Lesson 12: Integrating functions using long division and completing the square

# Integration using long division

Here we do polynomial long division to make an integral more computable.

## Want to join the conversation?

• I was working to find the integral of 3/(2x+4) using u-sub. If I factor out the 2 from the denominator and set u = x+2 I get the following solution: 3/2 * ln(x+2). However, if I do not factor and let u = 2x+4, I get 3/2 * ln(2x +4). What am I missing? Thanks.
• Remember that a general antiderivative of a function (indefinite integral) always has a constant of integration c attached to it. Assuming the above integral was done correctly, there should be a c attached to both. Notice that the first solution is 3/2 * ln(x+2) +c and the second is 3/2 * ln(2x+4) + c. Now manipulate (3/2) ln(2x+4) + c to get (3/2) ln(2*(x+2) ) + c and you get (3/2) ln(2) + (3/2) ln(x+2) +c by log properties. Notice now that 3/2 * ln(2) can be absorbed into the constant of integration, because it is a real number. Thus, we get (3/2) ln(x+2) + c for both the first and second solutions.

Always remember to include the constant of integration.

Stored data:
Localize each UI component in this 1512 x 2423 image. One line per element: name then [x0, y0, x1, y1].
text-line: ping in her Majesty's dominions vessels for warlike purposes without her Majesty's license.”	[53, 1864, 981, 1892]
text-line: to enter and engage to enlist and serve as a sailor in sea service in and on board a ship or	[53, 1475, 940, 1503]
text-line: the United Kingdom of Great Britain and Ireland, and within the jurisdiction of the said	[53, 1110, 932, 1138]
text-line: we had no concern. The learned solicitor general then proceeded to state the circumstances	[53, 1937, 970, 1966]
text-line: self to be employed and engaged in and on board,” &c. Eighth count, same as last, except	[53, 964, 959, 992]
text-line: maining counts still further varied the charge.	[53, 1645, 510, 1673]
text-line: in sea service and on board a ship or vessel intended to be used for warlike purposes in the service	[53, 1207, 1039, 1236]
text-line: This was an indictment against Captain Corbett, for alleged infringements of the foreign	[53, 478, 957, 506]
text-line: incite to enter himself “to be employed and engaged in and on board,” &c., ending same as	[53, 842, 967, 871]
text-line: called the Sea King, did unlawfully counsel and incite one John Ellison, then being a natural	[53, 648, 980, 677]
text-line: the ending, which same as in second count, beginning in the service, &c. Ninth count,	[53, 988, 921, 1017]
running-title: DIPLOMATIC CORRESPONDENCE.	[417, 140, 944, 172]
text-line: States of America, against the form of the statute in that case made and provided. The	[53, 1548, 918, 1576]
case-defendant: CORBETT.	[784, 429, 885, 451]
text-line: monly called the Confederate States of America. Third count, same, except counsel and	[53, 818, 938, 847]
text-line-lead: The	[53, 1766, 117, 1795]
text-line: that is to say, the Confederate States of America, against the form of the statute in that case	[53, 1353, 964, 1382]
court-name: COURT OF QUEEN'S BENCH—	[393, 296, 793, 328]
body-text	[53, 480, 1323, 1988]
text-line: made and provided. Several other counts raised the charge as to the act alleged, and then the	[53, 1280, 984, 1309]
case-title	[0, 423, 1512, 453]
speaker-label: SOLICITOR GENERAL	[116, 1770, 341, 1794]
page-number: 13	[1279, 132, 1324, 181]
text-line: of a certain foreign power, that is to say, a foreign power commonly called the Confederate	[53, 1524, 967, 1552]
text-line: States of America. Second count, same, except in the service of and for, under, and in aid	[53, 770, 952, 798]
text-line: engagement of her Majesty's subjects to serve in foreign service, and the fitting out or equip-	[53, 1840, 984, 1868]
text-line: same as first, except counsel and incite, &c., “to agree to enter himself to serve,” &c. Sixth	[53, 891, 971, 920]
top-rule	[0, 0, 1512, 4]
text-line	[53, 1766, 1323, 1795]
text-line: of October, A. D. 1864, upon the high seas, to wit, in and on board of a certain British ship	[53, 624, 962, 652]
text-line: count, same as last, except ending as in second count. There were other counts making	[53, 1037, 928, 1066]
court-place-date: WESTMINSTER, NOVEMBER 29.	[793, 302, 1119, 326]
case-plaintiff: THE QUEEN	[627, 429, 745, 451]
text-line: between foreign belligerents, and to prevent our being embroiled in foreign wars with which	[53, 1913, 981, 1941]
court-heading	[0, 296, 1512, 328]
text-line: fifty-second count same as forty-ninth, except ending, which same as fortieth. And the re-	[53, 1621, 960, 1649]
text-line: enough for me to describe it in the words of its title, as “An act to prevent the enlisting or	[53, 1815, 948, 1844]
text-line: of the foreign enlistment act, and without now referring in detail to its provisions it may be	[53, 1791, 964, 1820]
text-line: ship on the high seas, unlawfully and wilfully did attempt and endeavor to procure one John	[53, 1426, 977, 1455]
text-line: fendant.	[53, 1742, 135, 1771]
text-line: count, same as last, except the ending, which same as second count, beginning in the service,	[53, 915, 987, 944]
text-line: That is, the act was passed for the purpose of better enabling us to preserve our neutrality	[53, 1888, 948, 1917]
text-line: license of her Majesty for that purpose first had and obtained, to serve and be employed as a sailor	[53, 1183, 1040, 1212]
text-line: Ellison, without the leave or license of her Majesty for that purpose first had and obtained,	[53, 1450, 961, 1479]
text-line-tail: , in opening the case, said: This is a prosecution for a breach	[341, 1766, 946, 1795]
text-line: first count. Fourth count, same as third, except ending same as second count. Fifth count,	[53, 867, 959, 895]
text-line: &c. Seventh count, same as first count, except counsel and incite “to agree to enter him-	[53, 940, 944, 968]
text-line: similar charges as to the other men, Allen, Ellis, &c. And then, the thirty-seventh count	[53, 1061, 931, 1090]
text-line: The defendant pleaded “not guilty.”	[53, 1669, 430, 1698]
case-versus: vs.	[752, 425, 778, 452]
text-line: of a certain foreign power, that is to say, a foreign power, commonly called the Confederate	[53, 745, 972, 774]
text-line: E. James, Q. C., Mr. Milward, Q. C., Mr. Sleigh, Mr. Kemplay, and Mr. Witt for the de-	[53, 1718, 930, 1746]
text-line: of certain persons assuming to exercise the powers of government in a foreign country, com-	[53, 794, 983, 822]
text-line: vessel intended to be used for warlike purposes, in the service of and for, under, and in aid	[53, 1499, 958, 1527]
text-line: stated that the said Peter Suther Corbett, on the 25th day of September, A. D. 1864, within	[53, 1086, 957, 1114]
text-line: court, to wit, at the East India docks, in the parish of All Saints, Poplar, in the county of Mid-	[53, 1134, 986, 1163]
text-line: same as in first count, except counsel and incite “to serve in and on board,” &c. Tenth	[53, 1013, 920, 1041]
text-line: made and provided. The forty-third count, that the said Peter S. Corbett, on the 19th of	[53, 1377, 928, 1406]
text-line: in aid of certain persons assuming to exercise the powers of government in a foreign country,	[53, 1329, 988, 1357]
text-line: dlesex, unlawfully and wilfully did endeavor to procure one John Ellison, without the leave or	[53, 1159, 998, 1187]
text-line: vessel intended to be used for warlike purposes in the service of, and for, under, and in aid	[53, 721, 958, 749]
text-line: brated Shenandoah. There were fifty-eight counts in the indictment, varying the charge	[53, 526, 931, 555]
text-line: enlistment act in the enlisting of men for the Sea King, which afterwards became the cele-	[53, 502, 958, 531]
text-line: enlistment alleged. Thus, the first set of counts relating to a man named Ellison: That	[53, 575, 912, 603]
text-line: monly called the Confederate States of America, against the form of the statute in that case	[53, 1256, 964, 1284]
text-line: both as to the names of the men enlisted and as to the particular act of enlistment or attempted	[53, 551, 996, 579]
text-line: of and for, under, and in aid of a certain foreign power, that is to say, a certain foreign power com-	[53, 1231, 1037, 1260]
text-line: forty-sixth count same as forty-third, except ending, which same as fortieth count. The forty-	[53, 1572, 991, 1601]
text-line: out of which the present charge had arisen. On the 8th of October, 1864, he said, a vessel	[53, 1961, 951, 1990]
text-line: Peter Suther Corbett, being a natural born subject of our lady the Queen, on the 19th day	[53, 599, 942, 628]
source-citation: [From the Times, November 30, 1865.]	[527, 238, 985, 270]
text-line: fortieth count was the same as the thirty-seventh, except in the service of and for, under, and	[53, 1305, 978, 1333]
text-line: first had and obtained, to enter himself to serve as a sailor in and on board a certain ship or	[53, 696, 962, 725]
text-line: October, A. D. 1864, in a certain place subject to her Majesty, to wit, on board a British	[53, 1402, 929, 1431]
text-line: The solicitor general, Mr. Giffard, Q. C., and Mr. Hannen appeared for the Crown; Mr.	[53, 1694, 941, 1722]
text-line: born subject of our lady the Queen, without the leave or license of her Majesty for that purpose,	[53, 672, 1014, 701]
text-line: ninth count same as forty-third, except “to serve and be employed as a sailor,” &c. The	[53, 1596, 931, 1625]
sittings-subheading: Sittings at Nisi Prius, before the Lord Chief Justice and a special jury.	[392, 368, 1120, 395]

Brief: Decide whether each statement agrees with the lesson excerpt on integration, answering yes or no and quoting the words of the excerpt that settle it. (a) The excerpt describes using synthetic division to make an integral more computable. (b) Letting u = 2x+4 without factoring produced 3/2 * ln(x+2). (c) The term 3/2 * ln(2) can be absorbed into the constant of integration.

Right answer:
(a) No: "Here we do polynomial long division to make an integral more computable."
(b) No: "if I do not factor and let u = 2x+4, I get 3/2 * ln(2x +4)"
(c) Yes: "3/2 * ln(2) can be absorbed into the constant of integration, because it is a real number"